Output every line of the material below as a numbered list, omitting any blank lines.

Spatial annotation records
** start **

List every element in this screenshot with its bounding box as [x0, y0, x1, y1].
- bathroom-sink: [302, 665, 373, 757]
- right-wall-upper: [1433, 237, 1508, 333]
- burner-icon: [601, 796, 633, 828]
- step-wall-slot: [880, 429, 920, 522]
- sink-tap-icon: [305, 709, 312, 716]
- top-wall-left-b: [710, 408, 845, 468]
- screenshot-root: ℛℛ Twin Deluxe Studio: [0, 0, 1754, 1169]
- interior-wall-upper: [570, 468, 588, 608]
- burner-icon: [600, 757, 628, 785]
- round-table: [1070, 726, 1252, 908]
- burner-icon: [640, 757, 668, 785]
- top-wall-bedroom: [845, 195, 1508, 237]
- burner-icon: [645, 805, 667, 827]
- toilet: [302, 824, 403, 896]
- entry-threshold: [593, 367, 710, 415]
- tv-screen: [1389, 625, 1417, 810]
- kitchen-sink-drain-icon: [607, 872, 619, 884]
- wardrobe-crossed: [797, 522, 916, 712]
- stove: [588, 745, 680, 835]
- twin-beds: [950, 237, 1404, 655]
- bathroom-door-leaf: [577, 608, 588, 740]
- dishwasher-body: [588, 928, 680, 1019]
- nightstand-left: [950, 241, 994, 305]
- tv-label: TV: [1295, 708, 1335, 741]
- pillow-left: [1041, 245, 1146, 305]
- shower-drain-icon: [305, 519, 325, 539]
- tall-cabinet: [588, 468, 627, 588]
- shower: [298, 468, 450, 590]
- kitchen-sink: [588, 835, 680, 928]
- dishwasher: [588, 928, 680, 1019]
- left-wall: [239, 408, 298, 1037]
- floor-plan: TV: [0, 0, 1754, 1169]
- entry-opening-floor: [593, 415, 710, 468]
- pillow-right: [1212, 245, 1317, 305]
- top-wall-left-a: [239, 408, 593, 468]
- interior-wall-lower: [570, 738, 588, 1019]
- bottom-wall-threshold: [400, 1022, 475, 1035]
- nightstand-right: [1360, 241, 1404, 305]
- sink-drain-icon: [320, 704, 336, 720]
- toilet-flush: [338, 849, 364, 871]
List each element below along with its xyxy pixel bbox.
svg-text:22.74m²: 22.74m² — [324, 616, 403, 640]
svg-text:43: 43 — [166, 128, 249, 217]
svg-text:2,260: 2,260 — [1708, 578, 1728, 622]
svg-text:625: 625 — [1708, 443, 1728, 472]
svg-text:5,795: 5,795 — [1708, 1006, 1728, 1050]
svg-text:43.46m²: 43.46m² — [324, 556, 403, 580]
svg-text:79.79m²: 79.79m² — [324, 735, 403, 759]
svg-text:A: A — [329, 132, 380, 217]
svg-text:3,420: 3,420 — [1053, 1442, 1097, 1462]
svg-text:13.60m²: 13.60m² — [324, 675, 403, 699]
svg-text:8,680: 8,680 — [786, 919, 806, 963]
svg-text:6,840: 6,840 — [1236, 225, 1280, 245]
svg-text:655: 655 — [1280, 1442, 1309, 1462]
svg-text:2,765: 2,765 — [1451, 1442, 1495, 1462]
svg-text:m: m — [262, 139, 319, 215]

** end **

■ **CORRECT RESULT**:
1. List every element in this screenshot with its bounding box as [x0, y0, x1, y1].
2. - bathroom-sink: [302, 665, 373, 757]
3. - right-wall-upper: [1433, 237, 1508, 333]
4. - burner-icon: [601, 796, 633, 828]
5. - step-wall-slot: [880, 429, 920, 522]
6. - sink-tap-icon: [305, 709, 312, 716]
7. - top-wall-left-b: [710, 408, 845, 468]
8. - screenshot-root: ℛℛ Twin Deluxe Studio: [0, 0, 1754, 1169]
9. - interior-wall-upper: [570, 468, 588, 608]
10. - burner-icon: [600, 757, 628, 785]
11. - round-table: [1070, 726, 1252, 908]
12. - burner-icon: [640, 757, 668, 785]
13. - top-wall-bedroom: [845, 195, 1508, 237]
14. - burner-icon: [645, 805, 667, 827]
15. - toilet: [302, 824, 403, 896]
16. - entry-threshold: [593, 367, 710, 415]
17. - tv-screen: [1389, 625, 1417, 810]
18. - kitchen-sink-drain-icon: [607, 872, 619, 884]
19. - wardrobe-crossed: [797, 522, 916, 712]
20. - stove: [588, 745, 680, 835]
21. - twin-beds: [950, 237, 1404, 655]
22. - bathroom-door-leaf: [577, 608, 588, 740]
23. - dishwasher-body: [588, 928, 680, 1019]
24. - nightstand-left: [950, 241, 994, 305]
25. - tv-label: TV: [1295, 708, 1335, 741]
26. - pillow-left: [1041, 245, 1146, 305]
27. - shower-drain-icon: [305, 519, 325, 539]
28. - tall-cabinet: [588, 468, 627, 588]
29. - shower: [298, 468, 450, 590]
30. - kitchen-sink: [588, 835, 680, 928]
31. - dishwasher: [588, 928, 680, 1019]
32. - left-wall: [239, 408, 298, 1037]
33. - floor-plan: TV: [0, 0, 1754, 1169]
34. - entry-opening-floor: [593, 415, 710, 468]
35. - pillow-right: [1212, 245, 1317, 305]
36. - top-wall-left-a: [239, 408, 593, 468]
37. - interior-wall-lower: [570, 738, 588, 1019]
38. - bottom-wall-threshold: [400, 1022, 475, 1035]
39. - nightstand-right: [1360, 241, 1404, 305]
40. - sink-drain-icon: [320, 704, 336, 720]
41. - toilet-flush: [338, 849, 364, 871]
42. List each element below along with its xyxy pixel bbox.
43. svg-text:22.74m²: 22.74m² — [324, 616, 403, 640]
44. svg-text:43: 43 — [166, 128, 249, 217]
45. svg-text:2,260: 2,260 — [1708, 578, 1728, 622]
46. svg-text:625: 625 — [1708, 443, 1728, 472]
47. svg-text:5,795: 5,795 — [1708, 1006, 1728, 1050]
48. svg-text:43.46m²: 43.46m² — [324, 556, 403, 580]
49. svg-text:79.79m²: 79.79m² — [324, 735, 403, 759]
50. svg-text:A: A — [329, 132, 380, 217]
51. svg-text:3,420: 3,420 — [1053, 1442, 1097, 1462]
52. svg-text:13.60m²: 13.60m² — [324, 675, 403, 699]
53. svg-text:8,680: 8,680 — [786, 919, 806, 963]
54. svg-text:6,840: 6,840 — [1236, 225, 1280, 245]
55. svg-text:655: 655 — [1280, 1442, 1309, 1462]
56. svg-text:2,765: 2,765 — [1451, 1442, 1495, 1462]
57. svg-text:m: m — [262, 139, 319, 215]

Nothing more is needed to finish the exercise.